***** ENTRIES SUPPLIED

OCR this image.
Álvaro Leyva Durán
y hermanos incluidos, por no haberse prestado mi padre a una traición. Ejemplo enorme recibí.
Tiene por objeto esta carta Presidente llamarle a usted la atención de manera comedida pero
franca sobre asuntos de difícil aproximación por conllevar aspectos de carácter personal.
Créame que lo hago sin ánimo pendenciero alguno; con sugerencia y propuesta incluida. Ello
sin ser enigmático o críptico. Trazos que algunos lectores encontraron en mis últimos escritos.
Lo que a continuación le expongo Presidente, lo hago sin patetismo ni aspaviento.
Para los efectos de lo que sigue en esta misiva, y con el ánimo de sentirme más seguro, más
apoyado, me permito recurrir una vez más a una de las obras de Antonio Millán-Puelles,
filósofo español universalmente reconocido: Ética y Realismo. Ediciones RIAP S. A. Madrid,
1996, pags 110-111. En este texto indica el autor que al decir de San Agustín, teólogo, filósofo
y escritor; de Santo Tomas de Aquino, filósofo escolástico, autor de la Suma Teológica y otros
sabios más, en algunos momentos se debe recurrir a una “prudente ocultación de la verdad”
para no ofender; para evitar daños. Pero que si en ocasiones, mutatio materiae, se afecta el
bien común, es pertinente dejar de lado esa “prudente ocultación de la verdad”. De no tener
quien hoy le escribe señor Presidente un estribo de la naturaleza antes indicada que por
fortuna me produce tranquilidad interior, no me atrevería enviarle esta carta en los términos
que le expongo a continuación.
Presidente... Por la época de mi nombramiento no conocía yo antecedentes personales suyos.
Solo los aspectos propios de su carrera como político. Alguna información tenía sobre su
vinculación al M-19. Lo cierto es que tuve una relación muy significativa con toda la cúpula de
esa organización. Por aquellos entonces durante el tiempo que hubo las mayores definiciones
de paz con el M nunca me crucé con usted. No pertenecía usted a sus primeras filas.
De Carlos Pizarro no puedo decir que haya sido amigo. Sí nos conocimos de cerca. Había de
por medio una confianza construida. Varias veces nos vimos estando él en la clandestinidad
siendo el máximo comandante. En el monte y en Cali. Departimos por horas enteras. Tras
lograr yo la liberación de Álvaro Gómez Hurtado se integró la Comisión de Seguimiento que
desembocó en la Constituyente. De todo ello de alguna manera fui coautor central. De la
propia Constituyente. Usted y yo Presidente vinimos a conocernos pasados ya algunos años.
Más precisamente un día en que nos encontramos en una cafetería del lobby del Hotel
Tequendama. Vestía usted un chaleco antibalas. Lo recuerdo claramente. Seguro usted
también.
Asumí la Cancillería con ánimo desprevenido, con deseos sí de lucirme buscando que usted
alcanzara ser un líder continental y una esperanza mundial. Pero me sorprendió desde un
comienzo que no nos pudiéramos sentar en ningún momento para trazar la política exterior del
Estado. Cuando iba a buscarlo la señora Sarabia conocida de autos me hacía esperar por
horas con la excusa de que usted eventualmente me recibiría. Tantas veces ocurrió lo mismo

**********

Quote each line of the listing above exactly.

TASK RESULT:
OCR this image.
Álvaro Leyva Durán
y hermanos incluidos, por no haberse prestado mi padre a una traición. Ejemplo enorme recibí.
Tiene por objeto esta carta Presidente llamarle a usted la atención de manera comedida pero
franca sobre asuntos de difícil aproximación por conllevar aspectos de carácter personal.
Créame que lo hago sin ánimo pendenciero alguno; con sugerencia y propuesta incluida. Ello
sin ser enigmático o críptico. Trazos que algunos lectores encontraron en mis últimos escritos.
Lo que a continuación le expongo Presidente, lo hago sin patetismo ni aspaviento.
Para los efectos de lo que sigue en esta misiva, y con el ánimo de sentirme más seguro, más
apoyado, me permito recurrir una vez más a una de las obras de Antonio Millán-Puelles,
filósofo español universalmente reconocido: Ética y Realismo. Ediciones RIAP S. A. Madrid,
1996, pags 110-111. En este texto indica el autor que al decir de San Agustín, teólogo, filósofo
y escritor; de Santo Tomas de Aquino, filósofo escolástico, autor de la Suma Teológica y otros
sabios más, en algunos momentos se debe recurrir a una “prudente ocultación de la verdad”
para no ofender; para evitar daños. Pero que si en ocasiones, mutatio materiae, se afecta el
bien común, es pertinente dejar de lado esa “prudente ocultación de la verdad”. De no tener
quien hoy le escribe señor Presidente un estribo de la naturaleza antes indicada que por
fortuna me produce tranquilidad interior, no me atrevería enviarle esta carta en los términos
que le expongo a continuación.
Presidente... Por la época de mi nombramiento no conocía yo antecedentes personales suyos.
Solo los aspectos propios de su carrera como político. Alguna información tenía sobre su
vinculación al M-19. Lo cierto es que tuve una relación muy significativa con toda la cúpula de
esa organización. Por aquellos entonces durante el tiempo que hubo las mayores definiciones
de paz con el M nunca me crucé con usted. No pertenecía usted a sus primeras filas.
De Carlos Pizarro no puedo decir que haya sido amigo. Sí nos conocimos de cerca. Había de
por medio una confianza construida. Varias veces nos vimos estando él en la clandestinidad
siendo el máximo comandante. En el monte y en Cali. Departimos por horas enteras. Tras
lograr yo la liberación de Álvaro Gómez Hurtado se integró la Comisión de Seguimiento que
desembocó en la Constituyente. De todo ello de alguna manera fui coautor central. De la
propia Constituyente. Usted y yo Presidente vinimos a conocernos pasados ya algunos años.
Más precisamente un día en que nos encontramos en una cafetería del lobby del Hotel
Tequendama. Vestía usted un chaleco antibalas. Lo recuerdo claramente. Seguro usted
también.
Asumí la Cancillería con ánimo desprevenido, con deseos sí de lucirme buscando que usted
alcanzara ser un líder continental y una esperanza mundial. Pero me sorprendió desde un
comienzo que no nos pudiéramos sentar en ningún momento para trazar la política exterior del
Estado. Cuando iba a buscarlo la señora Sarabia conocida de autos me hacía esperar por
horas con la excusa de que usted eventualmente me recibiría. Tantas veces ocurrió lo mismo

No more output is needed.